Directive :: Copy all lines below containing "percent".

The data ::
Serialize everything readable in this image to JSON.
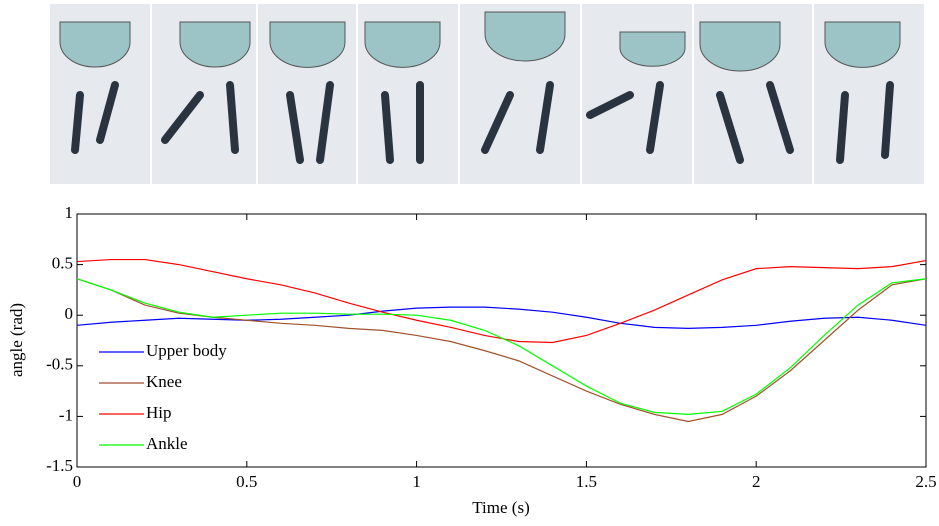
{
  "chart_data": {
    "type": "line",
    "xlabel": "Time (s)",
    "ylabel": "angle (rad)",
    "x": [
      0,
      0.1,
      0.2,
      0.3,
      0.4,
      0.5,
      0.6,
      0.7,
      0.8,
      0.9,
      1.0,
      1.1,
      1.2,
      1.3,
      1.4,
      1.5,
      1.6,
      1.7,
      1.8,
      1.9,
      2.0,
      2.1,
      2.2,
      2.3,
      2.4,
      2.5
    ],
    "series": [
      {
        "name": "Upper body",
        "color": "#0000ff",
        "values": [
          -0.1,
          -0.07,
          -0.05,
          -0.03,
          -0.04,
          -0.05,
          -0.04,
          -0.02,
          0,
          0.04,
          0.07,
          0.08,
          0.08,
          0.06,
          0.03,
          -0.02,
          -0.08,
          -0.12,
          -0.13,
          -0.12,
          -0.1,
          -0.06,
          -0.03,
          -0.02,
          -0.05,
          -0.1
        ]
      },
      {
        "name": "Knee",
        "color": "#a0522d",
        "values": [
          0.36,
          0.25,
          0.1,
          0.02,
          -0.02,
          -0.05,
          -0.08,
          -0.1,
          -0.13,
          -0.15,
          -0.2,
          -0.26,
          -0.35,
          -0.45,
          -0.6,
          -0.75,
          -0.88,
          -0.98,
          -1.05,
          -0.98,
          -0.8,
          -0.55,
          -0.25,
          0.05,
          0.3,
          0.36
        ]
      },
      {
        "name": "Hip",
        "color": "#ff0000",
        "values": [
          0.53,
          0.55,
          0.55,
          0.5,
          0.43,
          0.36,
          0.3,
          0.22,
          0.12,
          0.03,
          -0.05,
          -0.12,
          -0.2,
          -0.26,
          -0.27,
          -0.2,
          -0.08,
          0.05,
          0.2,
          0.35,
          0.46,
          0.48,
          0.47,
          0.46,
          0.48,
          0.54
        ]
      },
      {
        "name": "Ankle",
        "color": "#00ff00",
        "values": [
          0.36,
          0.25,
          0.12,
          0.03,
          -0.02,
          0,
          0.02,
          0.02,
          0.01,
          0.01,
          0,
          -0.05,
          -0.15,
          -0.3,
          -0.5,
          -0.7,
          -0.87,
          -0.96,
          -0.98,
          -0.95,
          -0.78,
          -0.52,
          -0.2,
          0.1,
          0.32,
          0.36
        ]
      }
    ],
    "xlim": [
      0,
      2.5
    ],
    "xticks": [
      0,
      0.5,
      1,
      1.5,
      2,
      2.5
    ],
    "ylim": [
      -1.5,
      1
    ],
    "yticks": [
      -1.5,
      -1,
      -0.5,
      0,
      0.5,
      1
    ],
    "legend": "lower left"
  }
}
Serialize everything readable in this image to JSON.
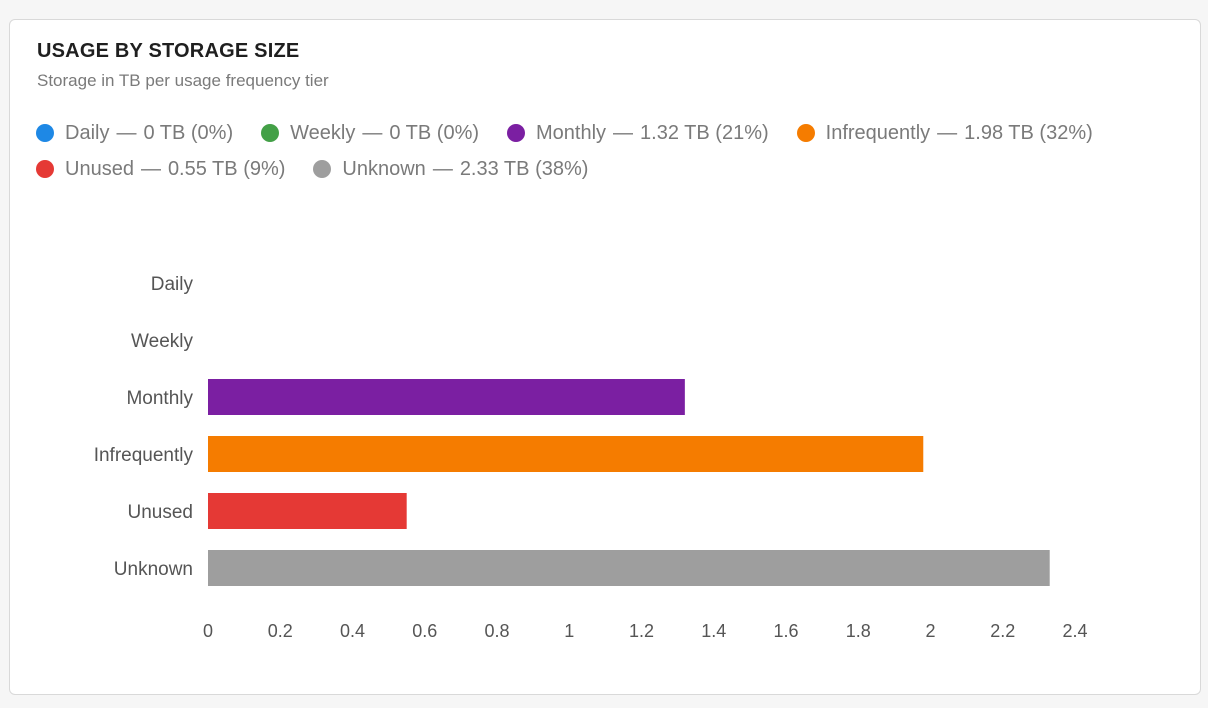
{
  "card": {
    "title": "USAGE BY STORAGE SIZE",
    "subtitle": "Storage in TB per usage frequency tier"
  },
  "legend": [
    {
      "label": "Daily",
      "value": "0 TB",
      "percent": "(0%)",
      "color": "#1e88e5"
    },
    {
      "label": "Weekly",
      "value": "0 TB",
      "percent": "(0%)",
      "color": "#43a047"
    },
    {
      "label": "Monthly",
      "value": "1.32 TB",
      "percent": "(21%)",
      "color": "#7b1fa2"
    },
    {
      "label": "Infrequently",
      "value": "1.98 TB",
      "percent": "(32%)",
      "color": "#f57c00"
    },
    {
      "label": "Unused",
      "value": "0.55 TB",
      "percent": "(9%)",
      "color": "#e53935"
    },
    {
      "label": "Unknown",
      "value": "2.33 TB",
      "percent": "(38%)",
      "color": "#9e9e9e"
    }
  ],
  "legend_separator": "—",
  "chart_data": {
    "type": "bar",
    "orientation": "horizontal",
    "title": "USAGE BY STORAGE SIZE",
    "subtitle": "Storage in TB per usage frequency tier",
    "categories": [
      "Daily",
      "Weekly",
      "Monthly",
      "Infrequently",
      "Unused",
      "Unknown"
    ],
    "values": [
      0,
      0,
      1.32,
      1.98,
      0.55,
      2.33
    ],
    "colors": [
      "#1e88e5",
      "#43a047",
      "#7b1fa2",
      "#f57c00",
      "#e53935",
      "#9e9e9e"
    ],
    "xlim": [
      0,
      2.4
    ],
    "xticks": [
      "0",
      "0.2",
      "0.4",
      "0.6",
      "0.8",
      "1",
      "1.2",
      "1.4",
      "1.6",
      "1.8",
      "2",
      "2.2",
      "2.4"
    ],
    "xlabel": "",
    "ylabel": "",
    "grid": false,
    "legend_position": "top"
  }
}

Task response ::
      "percent": "(0%)",
      "percent": "(0%)",
      "percent": "(21%)",
      "percent": "(32%)",
      "percent": "(9%)",
      "percent": "(38%)",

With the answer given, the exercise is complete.